(Dataset records)
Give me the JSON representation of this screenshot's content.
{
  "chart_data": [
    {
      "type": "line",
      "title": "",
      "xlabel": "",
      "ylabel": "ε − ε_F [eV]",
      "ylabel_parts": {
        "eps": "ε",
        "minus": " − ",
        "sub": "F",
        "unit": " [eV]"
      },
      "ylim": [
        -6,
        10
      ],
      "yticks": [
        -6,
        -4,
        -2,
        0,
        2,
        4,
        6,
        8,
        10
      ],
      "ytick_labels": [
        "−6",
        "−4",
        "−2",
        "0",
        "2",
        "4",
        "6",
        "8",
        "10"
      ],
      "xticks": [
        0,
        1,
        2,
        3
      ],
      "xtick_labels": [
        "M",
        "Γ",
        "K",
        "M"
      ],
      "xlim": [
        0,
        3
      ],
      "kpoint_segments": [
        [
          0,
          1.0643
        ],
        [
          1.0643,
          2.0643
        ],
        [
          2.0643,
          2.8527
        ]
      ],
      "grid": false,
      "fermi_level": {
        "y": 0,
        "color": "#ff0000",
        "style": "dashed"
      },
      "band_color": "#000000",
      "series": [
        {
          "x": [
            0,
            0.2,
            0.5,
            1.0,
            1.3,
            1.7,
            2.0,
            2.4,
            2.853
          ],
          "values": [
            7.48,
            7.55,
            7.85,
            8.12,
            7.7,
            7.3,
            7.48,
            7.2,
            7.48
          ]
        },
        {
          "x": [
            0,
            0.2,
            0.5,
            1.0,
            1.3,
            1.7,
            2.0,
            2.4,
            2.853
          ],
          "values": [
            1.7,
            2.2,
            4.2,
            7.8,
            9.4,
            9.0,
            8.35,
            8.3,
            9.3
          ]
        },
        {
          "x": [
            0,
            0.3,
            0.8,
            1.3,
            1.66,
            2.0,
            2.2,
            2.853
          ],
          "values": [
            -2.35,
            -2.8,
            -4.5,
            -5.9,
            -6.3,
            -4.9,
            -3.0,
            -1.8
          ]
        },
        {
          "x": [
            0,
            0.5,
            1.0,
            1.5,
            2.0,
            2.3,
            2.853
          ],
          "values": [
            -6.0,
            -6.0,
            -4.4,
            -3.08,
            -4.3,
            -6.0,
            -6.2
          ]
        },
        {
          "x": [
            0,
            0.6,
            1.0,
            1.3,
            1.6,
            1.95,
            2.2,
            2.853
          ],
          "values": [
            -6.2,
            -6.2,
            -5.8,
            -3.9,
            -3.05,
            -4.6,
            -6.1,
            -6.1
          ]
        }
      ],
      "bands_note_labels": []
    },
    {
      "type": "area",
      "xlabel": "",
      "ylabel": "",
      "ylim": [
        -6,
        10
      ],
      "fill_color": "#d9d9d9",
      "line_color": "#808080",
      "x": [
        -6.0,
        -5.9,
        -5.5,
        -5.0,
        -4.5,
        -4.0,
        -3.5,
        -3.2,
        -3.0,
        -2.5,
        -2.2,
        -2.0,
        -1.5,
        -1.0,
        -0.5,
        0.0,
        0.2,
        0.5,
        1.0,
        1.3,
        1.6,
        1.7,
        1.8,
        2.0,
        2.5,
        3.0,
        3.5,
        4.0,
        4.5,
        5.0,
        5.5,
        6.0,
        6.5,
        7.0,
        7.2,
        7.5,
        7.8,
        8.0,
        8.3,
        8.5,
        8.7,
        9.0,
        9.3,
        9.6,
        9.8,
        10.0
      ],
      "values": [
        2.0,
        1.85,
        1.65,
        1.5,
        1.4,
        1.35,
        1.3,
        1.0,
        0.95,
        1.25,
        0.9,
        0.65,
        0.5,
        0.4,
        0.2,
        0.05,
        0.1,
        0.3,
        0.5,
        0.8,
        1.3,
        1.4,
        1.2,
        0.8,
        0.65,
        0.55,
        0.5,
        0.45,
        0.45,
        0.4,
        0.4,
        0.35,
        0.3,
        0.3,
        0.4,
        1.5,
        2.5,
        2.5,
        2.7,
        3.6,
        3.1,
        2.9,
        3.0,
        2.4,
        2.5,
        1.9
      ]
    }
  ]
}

Exercise instructions
Output all preceding records character for character.

Written answer
Give me the JSON representation of this screenshot's content.
{
  "chart_data": [
    {
      "type": "line",
      "title": "",
      "xlabel": "",
      "ylabel": "ε − ε_F [eV]",
      "ylabel_parts": {
        "eps": "ε",
        "minus": " − ",
        "sub": "F",
        "unit": " [eV]"
      },
      "ylim": [
        -6,
        10
      ],
      "yticks": [
        -6,
        -4,
        -2,
        0,
        2,
        4,
        6,
        8,
        10
      ],
      "ytick_labels": [
        "−6",
        "−4",
        "−2",
        "0",
        "2",
        "4",
        "6",
        "8",
        "10"
      ],
      "xticks": [
        0,
        1,
        2,
        3
      ],
      "xtick_labels": [
        "M",
        "Γ",
        "K",
        "M"
      ],
      "xlim": [
        0,
        3
      ],
      "kpoint_segments": [
        [
          0,
          1.0643
        ],
        [
          1.0643,
          2.0643
        ],
        [
          2.0643,
          2.8527
        ]
      ],
      "grid": false,
      "fermi_level": {
        "y": 0,
        "color": "#ff0000",
        "style": "dashed"
      },
      "band_color": "#000000",
      "series": [
        {
          "x": [
            0,
            0.2,
            0.5,
            1.0,
            1.3,
            1.7,
            2.0,
            2.4,
            2.853
          ],
          "values": [
            7.48,
            7.55,
            7.85,
            8.12,
            7.7,
            7.3,
            7.48,
            7.2,
            7.48
          ]
        },
        {
          "x": [
            0,
            0.2,
            0.5,
            1.0,
            1.3,
            1.7,
            2.0,
            2.4,
            2.853
          ],
          "values": [
            1.7,
            2.2,
            4.2,
            7.8,
            9.4,
            9.0,
            8.35,
            8.3,
            9.3
          ]
        },
        {
          "x": [
            0,
            0.3,
            0.8,
            1.3,
            1.66,
            2.0,
            2.2,
            2.853
          ],
          "values": [
            -2.35,
            -2.8,
            -4.5,
            -5.9,
            -6.3,
            -4.9,
            -3.0,
            -1.8
          ]
        },
        {
          "x": [
            0,
            0.5,
            1.0,
            1.5,
            2.0,
            2.3,
            2.853
          ],
          "values": [
            -6.0,
            -6.0,
            -4.4,
            -3.08,
            -4.3,
            -6.0,
            -6.2
          ]
        },
        {
          "x": [
            0,
            0.6,
            1.0,
            1.3,
            1.6,
            1.95,
            2.2,
            2.853
          ],
          "values": [
            -6.2,
            -6.2,
            -5.8,
            -3.9,
            -3.05,
            -4.6,
            -6.1,
            -6.1
          ]
        }
      ],
      "bands_note_labels": []
    },
    {
      "type": "area",
      "xlabel": "",
      "ylabel": "",
      "ylim": [
        -6,
        10
      ],
      "fill_color": "#d9d9d9",
      "line_color": "#808080",
      "x": [
        -6.0,
        -5.9,
        -5.5,
        -5.0,
        -4.5,
        -4.0,
        -3.5,
        -3.2,
        -3.0,
        -2.5,
        -2.2,
        -2.0,
        -1.5,
        -1.0,
        -0.5,
        0.0,
        0.2,
        0.5,
        1.0,
        1.3,
        1.6,
        1.7,
        1.8,
        2.0,
        2.5,
        3.0,
        3.5,
        4.0,
        4.5,
        5.0,
        5.5,
        6.0,
        6.5,
        7.0,
        7.2,
        7.5,
        7.8,
        8.0,
        8.3,
        8.5,
        8.7,
        9.0,
        9.3,
        9.6,
        9.8,
        10.0
      ],
      "values": [
        2.0,
        1.85,
        1.65,
        1.5,
        1.4,
        1.35,
        1.3,
        1.0,
        0.95,
        1.25,
        0.9,
        0.65,
        0.5,
        0.4,
        0.2,
        0.05,
        0.1,
        0.3,
        0.5,
        0.8,
        1.3,
        1.4,
        1.2,
        0.8,
        0.65,
        0.55,
        0.5,
        0.45,
        0.45,
        0.4,
        0.4,
        0.35,
        0.3,
        0.3,
        0.4,
        1.5,
        2.5,
        2.5,
        2.7,
        3.6,
        3.1,
        2.9,
        3.0,
        2.4,
        2.5,
        1.9
      ]
    }
  ]
}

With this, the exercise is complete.